**Problem to work on**. Search the material for "Attention" and show all lines that contain it.

**Records**.

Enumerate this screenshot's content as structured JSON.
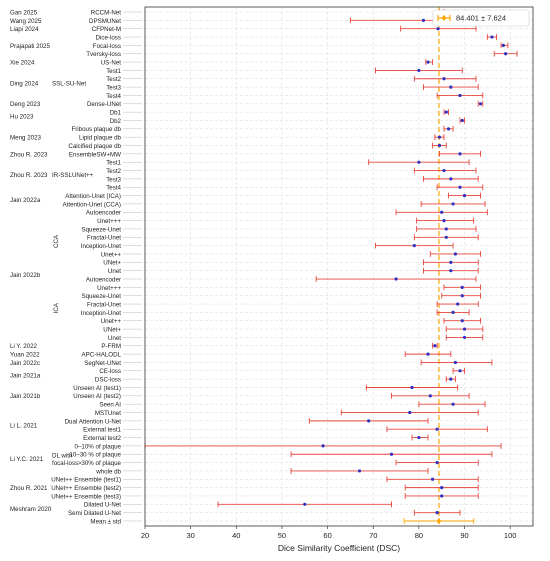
{
  "chart_data": {
    "type": "forest",
    "xlabel": "Dice Similarity Coefficient (DSC)",
    "xlim": [
      20,
      105
    ],
    "xticks": [
      20,
      30,
      40,
      50,
      60,
      70,
      80,
      90,
      100
    ],
    "grid": true,
    "legend": {
      "label": "84.401 ± 7.624",
      "position": "top-right"
    },
    "reference_line": {
      "value": 84.401,
      "color": "#ffa500",
      "style": "dashed"
    },
    "colors": {
      "error_bar": "#e8453c",
      "point": "#3030c0",
      "mean_marker": "#ffa500"
    },
    "rows": [
      {
        "label": "RCCM-Net",
        "mean": 85.0,
        "lo": 84.5,
        "hi": 85.5
      },
      {
        "label": "DPSMUNet",
        "mean": 81.0,
        "lo": 65.0,
        "hi": 97.0
      },
      {
        "label": "CFPNet-M",
        "mean": 84.2,
        "lo": 76.0,
        "hi": 92.5
      },
      {
        "label": "Dice-loss",
        "mean": 96.0,
        "lo": 95.0,
        "hi": 97.0
      },
      {
        "label": "Focal-loss",
        "mean": 98.5,
        "lo": 98.0,
        "hi": 99.5
      },
      {
        "label": "Tversky-loss",
        "mean": 99.0,
        "lo": 96.5,
        "hi": 101.5
      },
      {
        "label": "US-Net",
        "mean": 82.0,
        "lo": 81.5,
        "hi": 83.0
      },
      {
        "label": "Test1",
        "mean": 80.0,
        "lo": 70.5,
        "hi": 89.5
      },
      {
        "label": "Test2",
        "mean": 85.5,
        "lo": 79.0,
        "hi": 92.5
      },
      {
        "label": "Test3",
        "mean": 87.0,
        "lo": 81.0,
        "hi": 93.0
      },
      {
        "label": "Test4",
        "mean": 89.0,
        "lo": 84.0,
        "hi": 94.0
      },
      {
        "label": "Dense-UNet",
        "mean": 93.5,
        "lo": 93.0,
        "hi": 94.0
      },
      {
        "label": "Db1",
        "mean": 86.0,
        "lo": 85.5,
        "hi": 86.5
      },
      {
        "label": "Db2",
        "mean": 89.5,
        "lo": 89.0,
        "hi": 90.0
      },
      {
        "label": "Fribous plaque db",
        "mean": 86.5,
        "lo": 85.5,
        "hi": 87.5
      },
      {
        "label": "Lipid plaque db",
        "mean": 84.5,
        "lo": 83.5,
        "hi": 85.5
      },
      {
        "label": "Calcified plaque db",
        "mean": 84.5,
        "lo": 83.0,
        "hi": 86.0
      },
      {
        "label": "EnsembleSW+MW",
        "mean": 89.0,
        "lo": 84.5,
        "hi": 93.5
      },
      {
        "label": "Test1",
        "mean": 80.0,
        "lo": 69.0,
        "hi": 91.0
      },
      {
        "label": "Test2",
        "mean": 85.5,
        "lo": 79.0,
        "hi": 92.5
      },
      {
        "label": "Test3",
        "mean": 87.0,
        "lo": 81.0,
        "hi": 93.0
      },
      {
        "label": "Test4",
        "mean": 89.0,
        "lo": 84.0,
        "hi": 94.0
      },
      {
        "label": "Attention-Unet (ICA)",
        "mean": 90.0,
        "lo": 86.5,
        "hi": 93.5
      },
      {
        "label": "Attention-Unet (CCA)",
        "mean": 87.5,
        "lo": 80.5,
        "hi": 94.5
      },
      {
        "label": "Autoencoder",
        "mean": 85.0,
        "lo": 75.0,
        "hi": 95.0
      },
      {
        "label": "Unet+++",
        "mean": 85.5,
        "lo": 79.5,
        "hi": 92.0
      },
      {
        "label": "Squeeze-Unet",
        "mean": 86.0,
        "lo": 79.5,
        "hi": 92.5
      },
      {
        "label": "Fractal-Unet",
        "mean": 86.0,
        "lo": 79.0,
        "hi": 93.0
      },
      {
        "label": "Inception-Unet",
        "mean": 79.0,
        "lo": 70.5,
        "hi": 87.5
      },
      {
        "label": "Unet++",
        "mean": 88.0,
        "lo": 82.5,
        "hi": 93.5
      },
      {
        "label": "UNet+",
        "mean": 87.0,
        "lo": 81.0,
        "hi": 93.0
      },
      {
        "label": "Unet",
        "mean": 87.0,
        "lo": 81.0,
        "hi": 93.0
      },
      {
        "label": "Autoencoder",
        "mean": 75.0,
        "lo": 57.5,
        "hi": 92.5
      },
      {
        "label": "Unet+++",
        "mean": 89.5,
        "lo": 85.5,
        "hi": 93.5
      },
      {
        "label": "Squeeze-Unet",
        "mean": 89.5,
        "lo": 85.0,
        "hi": 93.5
      },
      {
        "label": "Fractal-Unet",
        "mean": 88.5,
        "lo": 84.0,
        "hi": 93.0
      },
      {
        "label": "Inception-Unet",
        "mean": 87.5,
        "lo": 84.0,
        "hi": 91.0
      },
      {
        "label": "Unet++",
        "mean": 89.5,
        "lo": 85.5,
        "hi": 93.5
      },
      {
        "label": "UNet+",
        "mean": 90.0,
        "lo": 86.0,
        "hi": 94.0
      },
      {
        "label": "Unet",
        "mean": 90.0,
        "lo": 86.0,
        "hi": 94.0
      },
      {
        "label": "P-FRM",
        "mean": 83.5,
        "lo": 83.0,
        "hi": 84.0
      },
      {
        "label": "APC-HALODL",
        "mean": 82.0,
        "lo": 77.0,
        "hi": 87.0
      },
      {
        "label": "SegNet-UNet",
        "mean": 88.0,
        "lo": 80.5,
        "hi": 96.0
      },
      {
        "label": "CE-loss",
        "mean": 89.0,
        "lo": 87.5,
        "hi": 90.0
      },
      {
        "label": "DSC-loss",
        "mean": 87.0,
        "lo": 86.0,
        "hi": 88.0
      },
      {
        "label": "Unseen AI (test1)",
        "mean": 78.5,
        "lo": 68.5,
        "hi": 88.5
      },
      {
        "label": "Unseen AI (test2)",
        "mean": 82.5,
        "lo": 74.0,
        "hi": 91.0
      },
      {
        "label": "Seen AI",
        "mean": 87.5,
        "lo": 80.0,
        "hi": 94.5
      },
      {
        "label": "MSTUnet",
        "mean": 78.0,
        "lo": 63.0,
        "hi": 93.0
      },
      {
        "label": "Dual Attention U-Net",
        "mean": 69.0,
        "lo": 56.0,
        "hi": 82.0
      },
      {
        "label": "External test1",
        "mean": 84.0,
        "lo": 73.0,
        "hi": 95.0
      },
      {
        "label": "External test2",
        "mean": 80.0,
        "lo": 78.5,
        "hi": 82.0
      },
      {
        "label": "0–10% of plaque",
        "mean": 59.0,
        "lo": 20.0,
        "hi": 98.0
      },
      {
        "label": "10–30 % of plaque",
        "mean": 74.0,
        "lo": 52.0,
        "hi": 96.0
      },
      {
        "label": ">30% of plaque",
        "mean": 84.0,
        "lo": 75.0,
        "hi": 93.0
      },
      {
        "label": "whole db",
        "mean": 67.0,
        "lo": 52.0,
        "hi": 82.0
      },
      {
        "label": "UNet++ Ensemble (test1)",
        "mean": 83.0,
        "lo": 73.0,
        "hi": 93.0
      },
      {
        "label": "UNet++ Ensemble (test2)",
        "mean": 85.0,
        "lo": 77.0,
        "hi": 93.0
      },
      {
        "label": "UNet++ Ensemble (test3)",
        "mean": 85.0,
        "lo": 77.0,
        "hi": 93.0
      },
      {
        "label": "Dilated U-Net",
        "mean": 55.0,
        "lo": 36.0,
        "hi": 74.0
      },
      {
        "label": "Semi Dilated U-Net",
        "mean": 84.0,
        "lo": 79.0,
        "hi": 89.0
      },
      {
        "label": "Mean ± std",
        "mean": 84.401,
        "lo": 76.777,
        "hi": 92.025,
        "summary": true
      }
    ],
    "groups": [
      {
        "label": "Gan 2025",
        "start": 0,
        "end": 0,
        "row_offset": 0
      },
      {
        "label": "Wang 2025",
        "start": 1,
        "end": 1,
        "row_offset": 0
      },
      {
        "label": "Liapi 2024",
        "start": 2,
        "end": 2,
        "row_offset": 0
      },
      {
        "label": "Prajapati 2025",
        "start": 3,
        "end": 5
      },
      {
        "label": "Xie 2024",
        "start": 6,
        "end": 6
      },
      {
        "label": "Ding 2024",
        "start": 7,
        "end": 10
      },
      {
        "label": "Deng 2023",
        "start": 11,
        "end": 11
      },
      {
        "label": "Hu 2023",
        "start": 12,
        "end": 13
      },
      {
        "label": "Meng 2023",
        "start": 14,
        "end": 16
      },
      {
        "label": "Zhou R. 2023",
        "start": 17,
        "end": 17
      },
      {
        "label": "Zhou R. 2023",
        "start": 18,
        "end": 21
      },
      {
        "label": "Jain 2022a",
        "start": 22,
        "end": 23
      },
      {
        "label": "Jain 2022b",
        "start": 24,
        "end": 39
      },
      {
        "label": "Li Y. 2022",
        "start": 40,
        "end": 40
      },
      {
        "label": "Yuan 2022",
        "start": 41,
        "end": 41
      },
      {
        "label": "Jain 2022c",
        "start": 42,
        "end": 42
      },
      {
        "label": "Jain 2021a",
        "start": 43,
        "end": 44
      },
      {
        "label": "Jain 2021b",
        "start": 45,
        "end": 47
      },
      {
        "label": "Li L. 2021",
        "start": 48,
        "end": 51
      },
      {
        "label": "Li Y.C. 2021",
        "start": 52,
        "end": 55
      },
      {
        "label": "Zhou R. 2021",
        "start": 56,
        "end": 58
      },
      {
        "label": "Meshram 2020",
        "start": 59,
        "end": 60
      }
    ],
    "subgroups": [
      {
        "label": "SSL-SU-Net",
        "start": 7,
        "end": 10
      },
      {
        "label": "IR-SSLUNet++",
        "start": 18,
        "end": 21
      },
      {
        "label": "CCA",
        "start": 24,
        "end": 31,
        "vertical": true
      },
      {
        "label": "ICA",
        "start": 32,
        "end": 39,
        "vertical": true
      },
      {
        "label": "DL with focal-loss",
        "start": 52,
        "end": 55,
        "multiline": [
          "DL with",
          "focal-loss"
        ]
      }
    ]
  }
}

**Response to this task**.
        "label": "Attention-Unet (ICA)",
        "label": "Attention-Unet (CCA)",
        "label": "Dual Attention U-Net",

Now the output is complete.